Work instructions:
Repeat the records below exactly.

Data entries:
_ _ _ _ _ _ _

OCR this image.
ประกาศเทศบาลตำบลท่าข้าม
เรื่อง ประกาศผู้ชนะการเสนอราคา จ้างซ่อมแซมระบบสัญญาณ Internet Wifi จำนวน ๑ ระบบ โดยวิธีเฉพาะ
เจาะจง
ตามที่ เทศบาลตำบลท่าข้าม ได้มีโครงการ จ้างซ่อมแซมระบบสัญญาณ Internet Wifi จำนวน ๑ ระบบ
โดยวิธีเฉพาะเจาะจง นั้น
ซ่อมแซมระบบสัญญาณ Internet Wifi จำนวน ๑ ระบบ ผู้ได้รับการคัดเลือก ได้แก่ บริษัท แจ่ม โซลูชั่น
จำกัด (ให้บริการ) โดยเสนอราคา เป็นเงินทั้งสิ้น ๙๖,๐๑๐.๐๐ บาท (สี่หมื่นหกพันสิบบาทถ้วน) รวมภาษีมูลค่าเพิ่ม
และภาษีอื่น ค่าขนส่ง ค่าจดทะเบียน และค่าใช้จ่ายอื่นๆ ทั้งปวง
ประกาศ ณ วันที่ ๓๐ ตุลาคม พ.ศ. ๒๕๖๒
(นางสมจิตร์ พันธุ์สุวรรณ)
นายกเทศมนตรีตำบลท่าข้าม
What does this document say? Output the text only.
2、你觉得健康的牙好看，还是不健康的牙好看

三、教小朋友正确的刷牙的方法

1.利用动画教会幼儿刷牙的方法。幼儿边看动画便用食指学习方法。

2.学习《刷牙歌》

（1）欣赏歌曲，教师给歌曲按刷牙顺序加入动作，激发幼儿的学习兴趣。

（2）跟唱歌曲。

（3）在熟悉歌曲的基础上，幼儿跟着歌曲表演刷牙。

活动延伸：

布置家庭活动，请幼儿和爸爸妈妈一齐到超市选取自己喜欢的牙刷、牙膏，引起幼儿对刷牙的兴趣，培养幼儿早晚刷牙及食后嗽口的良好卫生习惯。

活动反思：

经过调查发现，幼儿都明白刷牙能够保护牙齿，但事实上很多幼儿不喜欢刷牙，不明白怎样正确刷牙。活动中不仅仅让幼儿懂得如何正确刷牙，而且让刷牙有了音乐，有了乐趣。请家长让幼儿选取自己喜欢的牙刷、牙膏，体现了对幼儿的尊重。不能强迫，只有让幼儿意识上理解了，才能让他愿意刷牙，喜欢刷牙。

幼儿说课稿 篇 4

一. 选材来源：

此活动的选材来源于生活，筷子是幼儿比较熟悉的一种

_ _ _ _ _ _ _

Reply:
OCR this image.
ประกาศเทศบาลตำบลท่าข้าม
เรื่อง ประกาศผู้ชนะการเสนอราคา จ้างซ่อมแซมระบบสัญญาณ Internet Wifi จำนวน ๑ ระบบ โดยวิธีเฉพาะ
เจาะจง
ตามที่ เทศบาลตำบลท่าข้าม ได้มีโครงการ จ้างซ่อมแซมระบบสัญญาณ Internet Wifi จำนวน ๑ ระบบ
โดยวิธีเฉพาะเจาะจง นั้น
ซ่อมแซมระบบสัญญาณ Internet Wifi จำนวน ๑ ระบบ ผู้ได้รับการคัดเลือก ได้แก่ บริษัท แจ่ม โซลูชั่น
จำกัด (ให้บริการ) โดยเสนอราคา เป็นเงินทั้งสิ้น ๙๖,๐๑๐.๐๐ บาท (สี่หมื่นหกพันสิบบาทถ้วน) รวมภาษีมูลค่าเพิ่ม
และภาษีอื่น ค่าขนส่ง ค่าจดทะเบียน และค่าใช้จ่ายอื่นๆ ทั้งปวง
ประกาศ ณ วันที่ ๓๐ ตุลาคม พ.ศ. ๒๕๖๒
(นางสมจิตร์ พันธุ์สุวรรณ)
นายกเทศมนตรีตำบลท่าข้าม
What does this document say? Output the text only.
2、你觉得健康的牙好看，还是不健康的牙好看

三、教小朋友正确的刷牙的方法

1.利用动画教会幼儿刷牙的方法。幼儿边看动画便用食指学习方法。

2.学习《刷牙歌》

（1）欣赏歌曲，教师给歌曲按刷牙顺序加入动作，激发幼儿的学习兴趣。

（2）跟唱歌曲。

（3）在熟悉歌曲的基础上，幼儿跟着歌曲表演刷牙。

活动延伸：

布置家庭活动，请幼儿和爸爸妈妈一齐到超市选取自己喜欢的牙刷、牙膏，引起幼儿对刷牙的兴趣，培养幼儿早晚刷牙及食后嗽口的良好卫生习惯。

活动反思：

经过调查发现，幼儿都明白刷牙能够保护牙齿，但事实上很多幼儿不喜欢刷牙，不明白怎样正确刷牙。活动中不仅仅让幼儿懂得如何正确刷牙，而且让刷牙有了音乐，有了乐趣。请家长让幼儿选取自己喜欢的牙刷、牙膏，体现了对幼儿的尊重。不能强迫，只有让幼儿意识上理解了，才能让他愿意刷牙，喜欢刷牙。

幼儿说课稿 篇 4

一. 选材来源：

此活动的选材来源于生活，筷子是幼儿比较熟悉的一种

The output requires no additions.